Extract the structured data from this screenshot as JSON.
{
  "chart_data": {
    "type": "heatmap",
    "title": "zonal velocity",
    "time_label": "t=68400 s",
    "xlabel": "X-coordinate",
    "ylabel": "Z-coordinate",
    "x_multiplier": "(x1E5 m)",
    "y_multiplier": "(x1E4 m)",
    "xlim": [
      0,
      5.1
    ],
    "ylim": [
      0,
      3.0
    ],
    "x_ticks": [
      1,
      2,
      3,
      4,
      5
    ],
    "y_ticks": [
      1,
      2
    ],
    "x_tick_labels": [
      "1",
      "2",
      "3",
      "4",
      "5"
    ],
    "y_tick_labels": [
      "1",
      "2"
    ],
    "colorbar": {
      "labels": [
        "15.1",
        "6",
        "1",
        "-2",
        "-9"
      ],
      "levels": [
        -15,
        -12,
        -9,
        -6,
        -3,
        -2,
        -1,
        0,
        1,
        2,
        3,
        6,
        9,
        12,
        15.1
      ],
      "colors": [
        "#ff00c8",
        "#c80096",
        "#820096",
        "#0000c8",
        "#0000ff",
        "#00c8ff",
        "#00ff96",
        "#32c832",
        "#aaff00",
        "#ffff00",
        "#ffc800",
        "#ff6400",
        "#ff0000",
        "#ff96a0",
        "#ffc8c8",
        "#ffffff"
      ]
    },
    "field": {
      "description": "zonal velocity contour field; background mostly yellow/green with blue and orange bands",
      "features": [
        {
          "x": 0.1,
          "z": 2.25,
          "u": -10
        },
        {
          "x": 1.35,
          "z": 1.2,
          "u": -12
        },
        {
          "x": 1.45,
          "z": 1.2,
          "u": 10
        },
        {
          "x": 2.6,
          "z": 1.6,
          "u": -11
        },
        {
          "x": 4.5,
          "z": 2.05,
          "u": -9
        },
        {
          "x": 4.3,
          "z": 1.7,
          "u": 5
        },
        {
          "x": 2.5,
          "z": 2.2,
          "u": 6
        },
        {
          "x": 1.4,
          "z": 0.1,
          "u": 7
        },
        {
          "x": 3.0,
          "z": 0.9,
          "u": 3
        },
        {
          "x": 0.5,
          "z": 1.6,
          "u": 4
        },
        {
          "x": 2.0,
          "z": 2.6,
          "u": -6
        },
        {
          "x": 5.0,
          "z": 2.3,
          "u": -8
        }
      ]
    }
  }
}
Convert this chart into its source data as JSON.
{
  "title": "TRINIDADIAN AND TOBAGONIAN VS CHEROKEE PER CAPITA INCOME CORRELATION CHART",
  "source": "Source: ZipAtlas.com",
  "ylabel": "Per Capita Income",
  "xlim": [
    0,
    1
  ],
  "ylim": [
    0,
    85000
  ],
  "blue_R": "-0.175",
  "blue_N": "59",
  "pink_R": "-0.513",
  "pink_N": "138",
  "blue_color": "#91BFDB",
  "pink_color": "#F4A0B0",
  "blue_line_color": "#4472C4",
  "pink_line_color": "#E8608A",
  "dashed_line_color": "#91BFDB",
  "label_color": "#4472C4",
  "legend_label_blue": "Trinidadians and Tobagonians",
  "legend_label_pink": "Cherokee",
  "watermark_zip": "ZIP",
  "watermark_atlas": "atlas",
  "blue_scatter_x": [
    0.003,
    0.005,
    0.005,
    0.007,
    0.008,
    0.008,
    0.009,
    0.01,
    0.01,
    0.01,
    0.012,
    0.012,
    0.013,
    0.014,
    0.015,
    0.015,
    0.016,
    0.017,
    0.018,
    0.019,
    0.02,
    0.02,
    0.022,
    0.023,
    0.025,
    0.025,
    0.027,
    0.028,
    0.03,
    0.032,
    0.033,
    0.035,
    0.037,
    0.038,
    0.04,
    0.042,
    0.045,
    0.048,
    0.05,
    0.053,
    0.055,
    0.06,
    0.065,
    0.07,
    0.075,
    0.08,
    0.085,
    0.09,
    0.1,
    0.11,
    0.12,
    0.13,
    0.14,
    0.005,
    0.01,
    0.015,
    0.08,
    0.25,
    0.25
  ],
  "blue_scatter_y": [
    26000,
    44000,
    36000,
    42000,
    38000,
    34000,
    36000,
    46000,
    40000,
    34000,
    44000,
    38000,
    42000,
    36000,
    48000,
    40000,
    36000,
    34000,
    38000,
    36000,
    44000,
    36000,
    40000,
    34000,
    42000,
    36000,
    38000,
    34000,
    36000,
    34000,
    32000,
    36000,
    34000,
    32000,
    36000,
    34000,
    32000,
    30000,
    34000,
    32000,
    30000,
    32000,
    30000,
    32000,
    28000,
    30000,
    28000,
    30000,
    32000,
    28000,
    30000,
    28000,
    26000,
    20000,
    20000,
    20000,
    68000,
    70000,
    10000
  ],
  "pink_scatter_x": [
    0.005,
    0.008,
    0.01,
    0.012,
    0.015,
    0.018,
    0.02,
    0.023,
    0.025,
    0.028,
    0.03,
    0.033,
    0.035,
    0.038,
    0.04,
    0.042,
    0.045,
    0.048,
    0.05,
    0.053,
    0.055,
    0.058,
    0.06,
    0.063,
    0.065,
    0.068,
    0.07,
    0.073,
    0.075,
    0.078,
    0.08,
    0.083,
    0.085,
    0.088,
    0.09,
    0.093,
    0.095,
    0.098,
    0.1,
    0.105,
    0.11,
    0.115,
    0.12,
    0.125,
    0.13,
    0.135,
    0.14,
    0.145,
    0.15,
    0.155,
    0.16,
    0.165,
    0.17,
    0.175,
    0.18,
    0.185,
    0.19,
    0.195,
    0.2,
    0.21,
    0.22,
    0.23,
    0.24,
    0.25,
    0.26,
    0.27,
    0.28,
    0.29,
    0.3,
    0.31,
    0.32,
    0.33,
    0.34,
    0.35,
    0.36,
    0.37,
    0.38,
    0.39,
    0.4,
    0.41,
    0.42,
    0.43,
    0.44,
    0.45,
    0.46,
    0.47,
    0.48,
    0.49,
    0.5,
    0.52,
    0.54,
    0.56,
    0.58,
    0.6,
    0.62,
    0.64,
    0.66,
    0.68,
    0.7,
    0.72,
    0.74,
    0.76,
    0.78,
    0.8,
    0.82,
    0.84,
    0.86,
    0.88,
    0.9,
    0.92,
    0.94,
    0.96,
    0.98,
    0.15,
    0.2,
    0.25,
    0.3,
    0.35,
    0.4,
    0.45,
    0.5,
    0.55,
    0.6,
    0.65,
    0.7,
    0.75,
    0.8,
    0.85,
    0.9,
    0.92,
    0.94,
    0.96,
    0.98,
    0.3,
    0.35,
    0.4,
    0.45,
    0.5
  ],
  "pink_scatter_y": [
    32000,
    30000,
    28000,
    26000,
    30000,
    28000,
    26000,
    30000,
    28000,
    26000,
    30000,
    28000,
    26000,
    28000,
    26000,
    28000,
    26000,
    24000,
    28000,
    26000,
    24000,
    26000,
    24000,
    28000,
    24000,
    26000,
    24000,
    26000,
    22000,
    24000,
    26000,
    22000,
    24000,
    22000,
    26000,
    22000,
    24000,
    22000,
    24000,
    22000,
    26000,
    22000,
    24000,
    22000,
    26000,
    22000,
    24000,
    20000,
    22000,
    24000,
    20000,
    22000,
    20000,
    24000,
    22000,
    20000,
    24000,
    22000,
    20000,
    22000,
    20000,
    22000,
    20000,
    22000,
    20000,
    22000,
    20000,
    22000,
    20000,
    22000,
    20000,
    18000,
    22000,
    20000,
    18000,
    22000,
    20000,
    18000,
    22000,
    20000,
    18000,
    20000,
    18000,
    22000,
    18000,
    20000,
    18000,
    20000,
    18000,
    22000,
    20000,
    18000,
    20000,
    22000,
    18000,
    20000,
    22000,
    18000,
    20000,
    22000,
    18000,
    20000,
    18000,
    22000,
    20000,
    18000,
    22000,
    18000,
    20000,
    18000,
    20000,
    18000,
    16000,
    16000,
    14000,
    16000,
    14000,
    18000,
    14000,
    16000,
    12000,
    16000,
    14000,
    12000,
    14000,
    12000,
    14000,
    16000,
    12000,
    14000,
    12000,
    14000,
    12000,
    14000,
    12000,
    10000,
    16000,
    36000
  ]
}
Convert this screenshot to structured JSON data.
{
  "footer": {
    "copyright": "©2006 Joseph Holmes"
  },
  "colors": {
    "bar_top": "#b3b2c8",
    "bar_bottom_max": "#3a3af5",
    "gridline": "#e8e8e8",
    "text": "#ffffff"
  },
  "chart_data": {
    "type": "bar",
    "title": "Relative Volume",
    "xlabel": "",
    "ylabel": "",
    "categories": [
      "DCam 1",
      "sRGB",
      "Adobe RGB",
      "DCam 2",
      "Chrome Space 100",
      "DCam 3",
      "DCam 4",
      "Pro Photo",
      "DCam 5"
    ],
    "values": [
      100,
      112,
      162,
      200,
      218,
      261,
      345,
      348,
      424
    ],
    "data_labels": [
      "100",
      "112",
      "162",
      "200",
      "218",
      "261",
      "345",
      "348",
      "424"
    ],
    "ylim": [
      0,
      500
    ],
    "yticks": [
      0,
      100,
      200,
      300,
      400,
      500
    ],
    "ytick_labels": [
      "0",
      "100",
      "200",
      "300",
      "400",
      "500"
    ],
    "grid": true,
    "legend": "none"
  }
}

----

Goal: Copy out all lines that carry the word "JSON".

Response to the exercise:
Extract the structured data from this screenshot as JSON.
Convert this chart into its source data as JSON.
Convert this screenshot to structured JSON data.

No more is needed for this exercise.